### Source extract ###

Enables two or more Claude Code terminals on the same machine to communicate by registering and sending messages via the local filesystem.
An MCP server that lets two or more Claude Code terminals on the same machine talk to each other. Register each terminal with a short name, then send messages between them.
┌──────────────┐ ┌──────────────┐
│ terminal A │ ── send_message ──► │ terminal B │
│ │ ◄── send_message ── │ │
└──────────────┘ └──────────────┘
│ file-based │
└──────► ~/.claude/terminal-messages ──┘
Pair-running two Claude Code sessions and want one to hand off a long log or a task summary to the other? That's it.
Wire it into Claude Code's MCP config (Claude Code → ~/.claude.json or via the CLI):
claude mcp add terminal-share -- npx -y mcp-terminal-share
Or by hand in your MCP config:
{
"mcpServers": {
"terminal-share": {
"command": "npx",
"args": ["-y", "mcp-terminal-share"]
}
}
}
Requires Node.js 18+.
| Tool | Purpose |
|---|---|
register |
Give this terminal a name (e.g. A1, dev). Required before others can address it. |
list_terminals |
Show all live terminals. Stale records are cleaned up automatically. |
send_message |
Send {from, to, summary, content} to another terminal. |
get_messages |
Read messages addressed to you. Deletes them on read by default. |
watch_messages |
Block until a message arrives or timeout (default 300s) expires. |
Names must match ^[A-Za-z0-9_-]{1,32}$. Message content is capped at 1 MB, summary at 500 B.
If you already use the bundled t-rg / t-list / t-send / t-get / t-watch skills, they map 1:1 onto the tools above.

###

» **Parts of the exercise**
[1] Answer these about the terminal-share description:
(a) What version of Node.js does it require?
(b) What is the default timeout for watch_messages?
(c) What is the size cap on message content?
[2] Continue the terminal-share description, starting after its final sentence.
The data that comes next is separate material and is not part of the terminal-share description.

### Data provided ###

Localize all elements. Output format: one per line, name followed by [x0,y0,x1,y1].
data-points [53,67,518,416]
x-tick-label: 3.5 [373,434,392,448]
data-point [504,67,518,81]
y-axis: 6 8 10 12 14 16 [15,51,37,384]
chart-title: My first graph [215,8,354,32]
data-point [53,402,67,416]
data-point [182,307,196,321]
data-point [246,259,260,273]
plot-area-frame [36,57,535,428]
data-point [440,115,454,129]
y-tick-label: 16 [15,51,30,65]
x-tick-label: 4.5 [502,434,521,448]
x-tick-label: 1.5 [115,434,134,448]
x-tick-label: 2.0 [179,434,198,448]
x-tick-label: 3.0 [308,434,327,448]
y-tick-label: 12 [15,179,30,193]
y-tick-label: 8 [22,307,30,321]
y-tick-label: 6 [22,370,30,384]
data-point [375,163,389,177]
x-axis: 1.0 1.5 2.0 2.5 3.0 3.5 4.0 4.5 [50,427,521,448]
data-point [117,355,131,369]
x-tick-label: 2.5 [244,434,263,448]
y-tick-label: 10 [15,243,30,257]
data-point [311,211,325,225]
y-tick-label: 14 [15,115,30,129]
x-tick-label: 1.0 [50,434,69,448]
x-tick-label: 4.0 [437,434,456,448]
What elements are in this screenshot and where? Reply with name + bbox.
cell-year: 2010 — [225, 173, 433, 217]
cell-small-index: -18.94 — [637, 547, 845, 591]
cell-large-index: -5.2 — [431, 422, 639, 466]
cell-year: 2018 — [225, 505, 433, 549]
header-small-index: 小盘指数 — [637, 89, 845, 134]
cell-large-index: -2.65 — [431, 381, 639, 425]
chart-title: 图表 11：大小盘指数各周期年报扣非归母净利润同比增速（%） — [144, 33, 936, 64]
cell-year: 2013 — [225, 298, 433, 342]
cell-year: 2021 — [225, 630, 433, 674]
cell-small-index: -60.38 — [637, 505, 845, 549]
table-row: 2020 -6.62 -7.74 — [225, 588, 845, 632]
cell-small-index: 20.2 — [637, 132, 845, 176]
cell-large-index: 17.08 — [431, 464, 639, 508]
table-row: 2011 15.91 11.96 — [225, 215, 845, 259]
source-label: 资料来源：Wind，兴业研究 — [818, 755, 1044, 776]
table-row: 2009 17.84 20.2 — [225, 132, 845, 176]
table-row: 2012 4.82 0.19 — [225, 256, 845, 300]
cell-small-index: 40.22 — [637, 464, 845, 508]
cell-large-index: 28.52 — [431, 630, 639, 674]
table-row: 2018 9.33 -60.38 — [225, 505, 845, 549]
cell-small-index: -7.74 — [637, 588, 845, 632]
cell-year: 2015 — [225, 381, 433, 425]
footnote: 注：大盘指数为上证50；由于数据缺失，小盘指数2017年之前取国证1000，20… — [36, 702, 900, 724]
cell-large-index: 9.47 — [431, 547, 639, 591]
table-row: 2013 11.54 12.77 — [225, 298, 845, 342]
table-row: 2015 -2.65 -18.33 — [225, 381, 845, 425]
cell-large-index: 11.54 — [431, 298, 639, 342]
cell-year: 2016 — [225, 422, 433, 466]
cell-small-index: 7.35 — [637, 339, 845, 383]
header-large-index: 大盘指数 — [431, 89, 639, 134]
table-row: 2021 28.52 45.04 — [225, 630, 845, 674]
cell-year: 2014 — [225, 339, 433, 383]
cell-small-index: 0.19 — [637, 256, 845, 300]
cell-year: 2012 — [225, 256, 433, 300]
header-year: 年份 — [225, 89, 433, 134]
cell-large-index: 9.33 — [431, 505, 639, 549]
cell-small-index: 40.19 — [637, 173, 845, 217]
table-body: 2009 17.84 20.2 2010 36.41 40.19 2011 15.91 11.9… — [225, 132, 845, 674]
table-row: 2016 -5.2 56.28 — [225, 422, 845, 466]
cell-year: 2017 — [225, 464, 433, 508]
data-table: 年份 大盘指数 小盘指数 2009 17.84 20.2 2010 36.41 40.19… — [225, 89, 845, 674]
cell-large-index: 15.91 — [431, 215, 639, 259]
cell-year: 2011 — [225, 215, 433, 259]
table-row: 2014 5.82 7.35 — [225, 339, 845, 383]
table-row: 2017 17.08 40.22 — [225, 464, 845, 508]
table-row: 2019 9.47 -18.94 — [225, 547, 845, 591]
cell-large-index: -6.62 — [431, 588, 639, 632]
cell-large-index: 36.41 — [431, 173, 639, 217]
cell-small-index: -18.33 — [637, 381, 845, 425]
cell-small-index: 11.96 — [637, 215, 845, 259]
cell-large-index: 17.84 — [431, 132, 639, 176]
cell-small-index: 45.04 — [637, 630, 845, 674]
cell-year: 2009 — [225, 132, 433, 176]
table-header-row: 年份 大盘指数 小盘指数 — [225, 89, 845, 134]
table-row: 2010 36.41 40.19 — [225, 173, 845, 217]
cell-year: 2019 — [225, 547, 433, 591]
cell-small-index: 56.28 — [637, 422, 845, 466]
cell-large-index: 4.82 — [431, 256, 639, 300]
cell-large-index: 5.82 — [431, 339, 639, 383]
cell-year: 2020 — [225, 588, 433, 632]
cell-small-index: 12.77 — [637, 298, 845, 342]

###

» **Task-by-task answers**
[1]
(a) Node.js 18+
(b) 300s
(c) 1 MB

[2]
After a successful register, the server writes a tiny session record keyed by a hash of the working directory:
~/.claude/terminal-messages/sessions/<sha256(cwd)[:16]>.json
The MCP server, your statusline, and any helper subprocess it spawns all inherit cwd from the same Claude Code session, so they can find each other without any extra plumbing.
Add --extra-cmd "mcp-terminal-share-label" to your statusline command:
{
"statusLine": {
"type": "command",
"command": "claude-hud --extra-cmd \"mcp-terminal-share-label\""
}
}
The bundled mcp-terminal-share-label bin reads the record for the current cwd and outputs claude-hud's expected {"label": "📟 <name>"} (or {} when nothing is registered). Override the emoji/prefix with MCP_TERMINAL_SHARE_LABEL_PREFIX.
Roll your own. The minimal Node version:
import { readFileSync } from "node:fs";
import { join } from "node:path";
import { homedir } from "node:os";
import { createHash } from "node:crypto";
const key = createHash("sha256").update(process.cwd()).digest("hex").slice(0, 16);
try {
const { name } = JSON.parse(
readFileSync(
join(homedir(), ".claude", "terminal-messages", "sessions", `${key}.json`),
"utf-8",
),
);
process.stdout.write(`📟 ${name}`);
} catch {
// not registered
}
The file is removed automatically when the MCP server shuts down.
Known limitation: if you open two Claude Code sessions in the same directory, the later one's register overwrites the earlier one's session record. This only affects the statusline label — message routing between terminals is unaffected.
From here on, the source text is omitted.